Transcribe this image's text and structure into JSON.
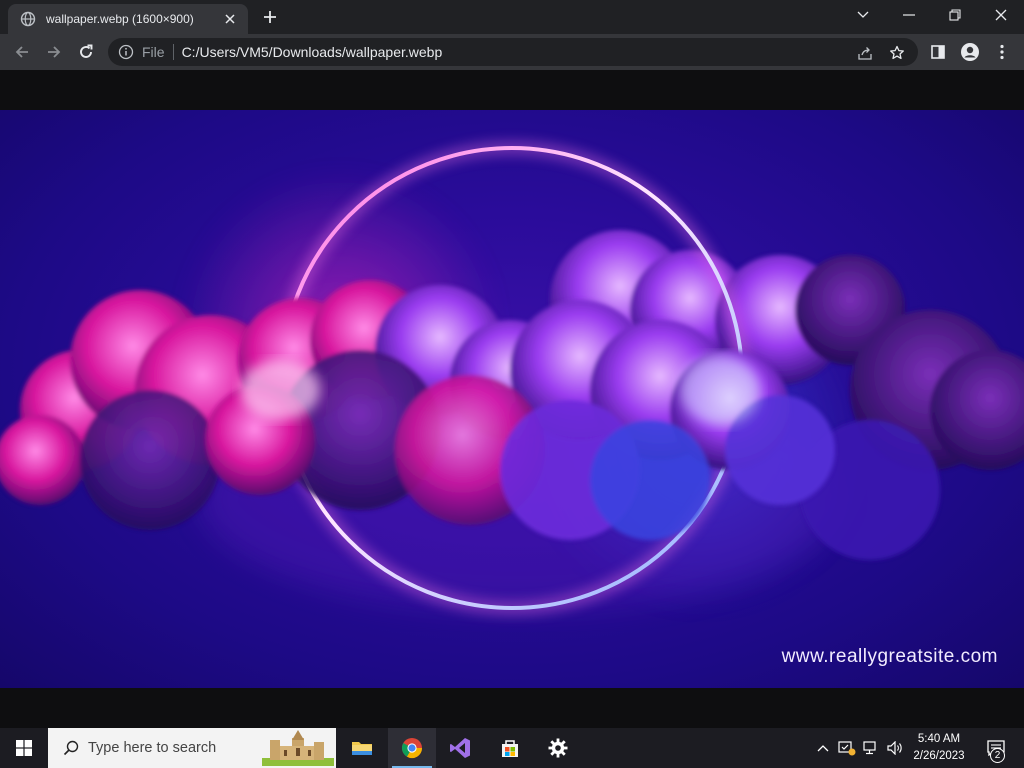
{
  "browser": {
    "tab": {
      "title": "wallpaper.webp (1600×900)",
      "favicon": "globe-icon"
    },
    "window_controls": [
      "chevron-down-icon",
      "minimize-icon",
      "restore-icon",
      "close-icon"
    ],
    "toolbar": {
      "back": "back-arrow-icon",
      "forward": "forward-arrow-icon",
      "reload": "reload-icon",
      "omnibox": {
        "chip": "File",
        "url": "C:/Users/VM5/Downloads/wallpaper.webp"
      },
      "right_icons": [
        "share-icon",
        "bookmark-star-icon",
        "side-panel-icon",
        "profile-icon",
        "more-menu-icon"
      ]
    }
  },
  "image": {
    "watermark": "www.reallygreatsite.com",
    "colors": {
      "ring": "#ffd6ff",
      "cloud_pink": "#e01bb4",
      "cloud_violet": "#8a3cff",
      "background": "#1d0a86"
    }
  },
  "taskbar": {
    "search_placeholder": "Type here to search",
    "apps": [
      "file-explorer-icon",
      "chrome-icon",
      "visual-studio-icon",
      "microsoft-store-icon",
      "settings-icon"
    ],
    "active_app": "chrome-icon",
    "tray": [
      "show-hidden-icons-chevron",
      "security-icon",
      "network-icon",
      "volume-icon"
    ],
    "clock": {
      "time": "5:40 AM",
      "date": "2/26/2023"
    },
    "notifications_count": "2"
  }
}
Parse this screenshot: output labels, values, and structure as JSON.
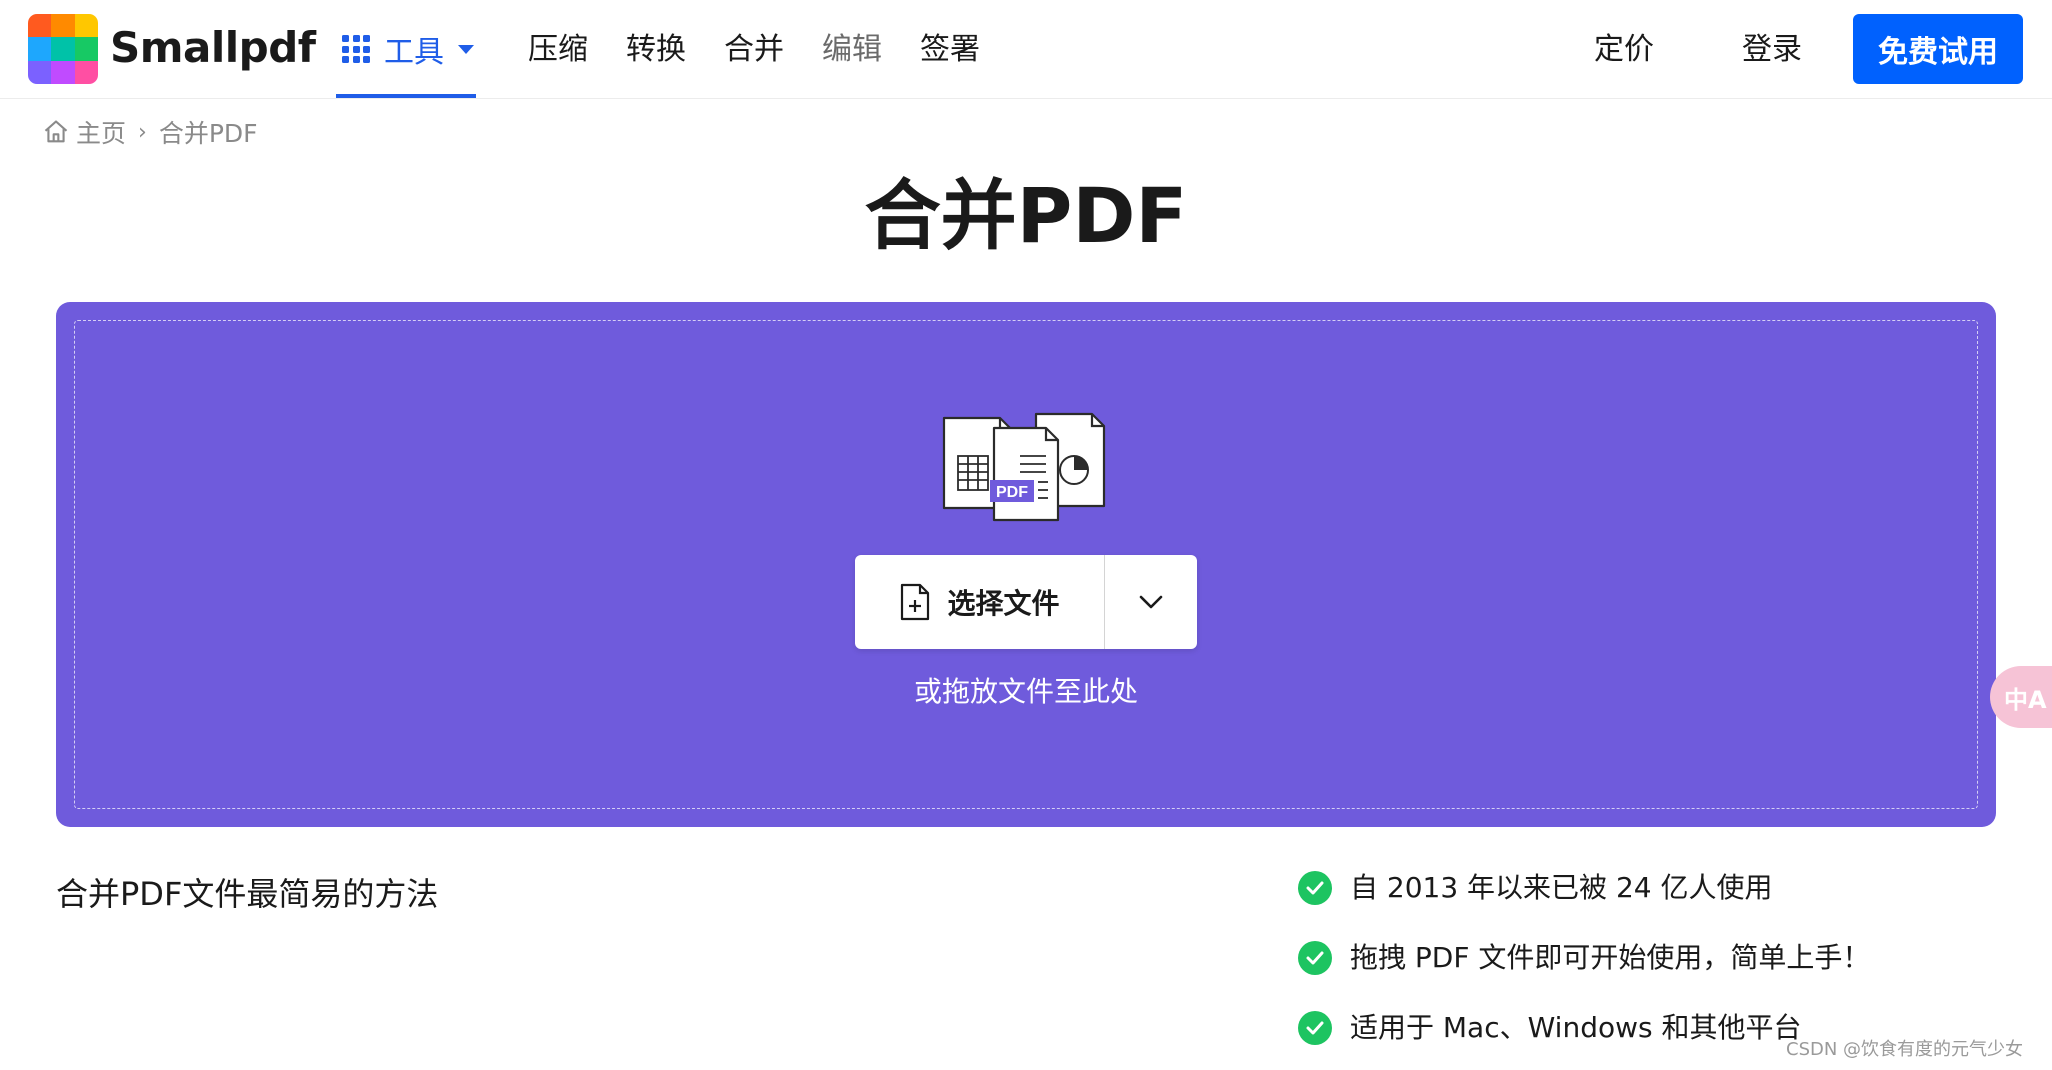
{
  "header": {
    "logo_text": "Smallpdf",
    "tools_label": "工具",
    "nav": [
      "压缩",
      "转换",
      "合并",
      "编辑",
      "签署"
    ],
    "pricing": "定价",
    "login": "登录",
    "trial_button": "免费试用"
  },
  "breadcrumb": {
    "home": "主页",
    "separator": "›",
    "current": "合并PDF"
  },
  "page_title": "合并PDF",
  "dropzone": {
    "files_icon_label": "PDF",
    "choose_button": "选择文件",
    "drop_hint": "或拖放文件至此处"
  },
  "side_widget": {
    "label": "中A"
  },
  "tagline": "合并PDF文件最简易的方法",
  "features": [
    "自 2013 年以来已被 24 亿人使用",
    "拖拽 PDF 文件即可开始使用，简单上手！",
    "适用于 Mac、Windows 和其他平台"
  ],
  "watermark": "CSDN @饮食有度的元气少女",
  "colors": {
    "brand_blue": "#0061fe",
    "link_blue": "#1f5de8",
    "dropzone_purple": "#6f5bdc",
    "check_green": "#1dc461"
  }
}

:: Goal of the exercise ::
Go through the material and select each line with the string "wallpaper" in it.

:: Correct result ::
      "title": "wallpaper.webp (1600×900)",
        "url": "C:/Users/VM5/Downloads/wallpaper.webp"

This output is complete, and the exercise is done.